**EXTRACTED TEXT**:
——————————

# Central GA Beagle Club



## Beagler282 (Sep 11, 2012)

Central GA Beagle club would like to invite everyone to its 2 day trial Sept. 21 & 22 in Hampton,GA at the same running grounds that Lakeview beagle club uses.This will be a AKC Deepsouth Qualifier trial.Males will run on friday and females on saturday.Need to try and be there by 7 am.Questions call Bobby 678-972-7979.


----------



## Tater Bug (Sep 12, 2012)

I plan on being there with little females. Like those judges. Better pin you ears back for that one.


----------



## Beagler282 (Sep 13, 2012)

I plan on running big and little females. Should be a big turnout. From what I hear there's a bunch dogs coming from FL also.


----------



## Tater Bug (Sep 14, 2012)

I know some speed is going to show. Them boys will let them run.


----------



## Beagler282 (Sep 19, 2012)

This is the address to the last house on the dirt road right before you come to the entrance to the running pen. 175 Thompson Creek Rd Hampton,GA.

Looking to have a good turnout this weekend.Hope to see some of you there.Lunch will be served both days.Boston butts,Brunswick stew and some other good trimmings.


----------



## Elmerfudd4 (Sep 19, 2012)

Wish I could make it, Ray!  These work and commuting arrangements have put a dampener on alot of my weekends.  Hope to meet up with you and guys sooner rather than later, God willing.  Hope ya'll have a good turn out and lots of good times!

-Garrett


----------



## MULE (Sep 19, 2012)

You should add this in the event section on dog hunting world


----------



## FrancoMo (Sep 21, 2012)

Any results from today ?


----------



## tHUNDER RUN (Sep 21, 2012)

44 big 33 small running was great.Not sure who won think a chicken dog won little.


----------



## FrancoMo (Sep 22, 2012)

Heard they was 52 lil jips


----------



## FrancoMo (Sep 22, 2012)

77 females today. 52 little and 25 big. Shawn Prather won big and Scott Douglas won little. Dont know other places except Kyle Studdard got 4th


----------



## Beagler282 (Sep 22, 2012)

——————————

**INPUT DATA**:
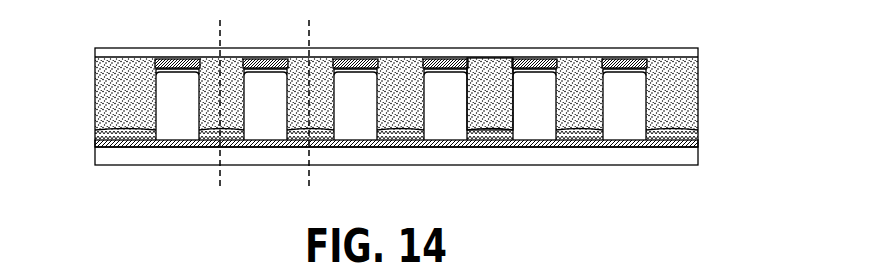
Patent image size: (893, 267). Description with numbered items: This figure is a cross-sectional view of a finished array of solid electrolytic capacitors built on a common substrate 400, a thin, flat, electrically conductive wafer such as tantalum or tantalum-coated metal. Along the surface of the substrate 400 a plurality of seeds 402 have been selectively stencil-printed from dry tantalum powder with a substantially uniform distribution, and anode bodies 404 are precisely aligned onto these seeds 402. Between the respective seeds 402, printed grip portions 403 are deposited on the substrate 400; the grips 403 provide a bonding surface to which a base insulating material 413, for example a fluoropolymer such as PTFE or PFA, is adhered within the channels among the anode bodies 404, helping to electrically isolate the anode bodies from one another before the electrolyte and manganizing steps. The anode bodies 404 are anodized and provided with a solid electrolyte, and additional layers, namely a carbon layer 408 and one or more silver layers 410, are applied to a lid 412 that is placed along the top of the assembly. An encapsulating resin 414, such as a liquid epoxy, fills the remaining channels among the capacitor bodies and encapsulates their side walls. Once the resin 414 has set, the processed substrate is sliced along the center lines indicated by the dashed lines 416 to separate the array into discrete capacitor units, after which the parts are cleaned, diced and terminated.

The substrate layer 400 is at (113, 156).
The seeds 402 is at (175, 147).
The printed grip portions 403 is at (585, 148).
The anode bodies 404 is at (165, 125).
The carbon layer 408 is at (540, 62).
The silver layers 410 is at (628, 62).
The lid 412 is at (396, 56).
The base insulating material 413 is at (698, 137).
The encapsulating resin 414 is at (489, 66).
The dashed lines 416 is at (220, 179).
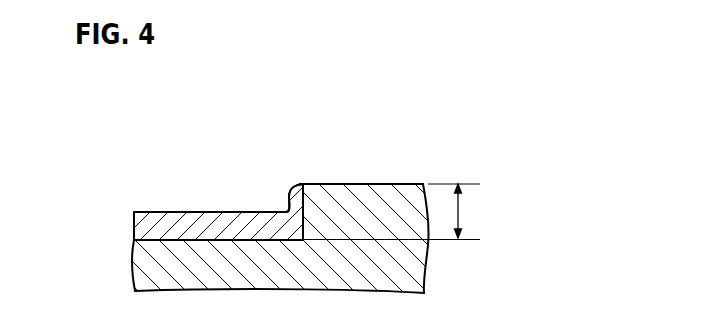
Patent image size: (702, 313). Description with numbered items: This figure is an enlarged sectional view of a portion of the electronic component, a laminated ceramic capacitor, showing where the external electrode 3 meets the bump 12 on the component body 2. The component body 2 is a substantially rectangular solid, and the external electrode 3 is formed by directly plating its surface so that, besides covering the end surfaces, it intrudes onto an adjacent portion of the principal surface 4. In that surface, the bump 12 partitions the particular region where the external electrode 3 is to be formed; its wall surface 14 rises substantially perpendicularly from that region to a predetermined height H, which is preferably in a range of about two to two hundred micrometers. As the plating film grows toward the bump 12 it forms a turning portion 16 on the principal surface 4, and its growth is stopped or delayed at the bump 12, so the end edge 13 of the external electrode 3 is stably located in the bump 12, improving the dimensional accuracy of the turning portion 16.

The component body 2 is at (399, 184).
The external electrode 3 is at (134, 215).
The principal surface 4 is at (362, 183).
The bump 12 is at (303, 184).
The end edge 13 is at (298, 185).
The wall surface 14 is at (285, 211).
The turning portion 16 is at (160, 222).
The height H is at (459, 209).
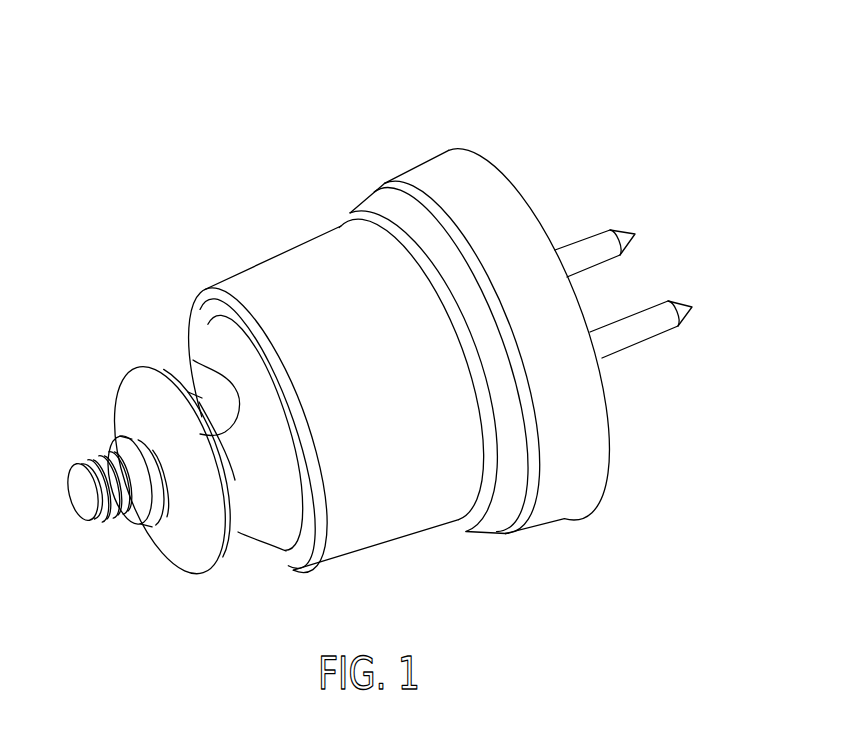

——————————

**GIVEN INSTRUCTION 1**: Can you copy the beagle club thread word for word from "## Beagler282 (Sep 13, 2012)" to "(Sep 14, 2012)"?
**GIVEN INSTRUCTION 2**: Would you write out the records from the line with "Patent image size: (702, 313)." to the line with "The external electrode 3 is at (134, 215).", both included, without changing anything?

**EXERCISE OUTPUT 1**:
## Beagler282 (Sep 13, 2012)

I plan on running big and little females. Should be a big turnout. From what I hear there's a bunch dogs coming from FL also.


----------



## Tater Bug (Sep 14, 2012)

**EXERCISE OUTPUT 2**:
Patent image size: (702, 313). Description with numbered items: This figure is an enlarged sectional view of a portion of the electronic component, a laminated ceramic capacitor, showing where the external electrode 3 meets the bump 12 on the component body 2. The component body 2 is a substantially rectangular solid, and the external electrode 3 is formed by directly plating its surface so that, besides covering the end surfaces, it intrudes onto an adjacent portion of the principal surface 4. In that surface, the bump 12 partitions the particular region where the external electrode 3 is to be formed; its wall surface 14 rises substantially perpendicularly from that region to a predetermined height H, which is preferably in a range of about two to two hundred micrometers. As the plating film grows toward the bump 12 it forms a turning portion 16 on the principal surface 4, and its growth is stopped or delayed at the bump 12, so the end edge 13 of the external electrode 3 is stably located in the bump 12, improving the dimensional accuracy of the turning portion 16.

The component body 2 is at (399, 184).
The external electrode 3 is at (134, 215).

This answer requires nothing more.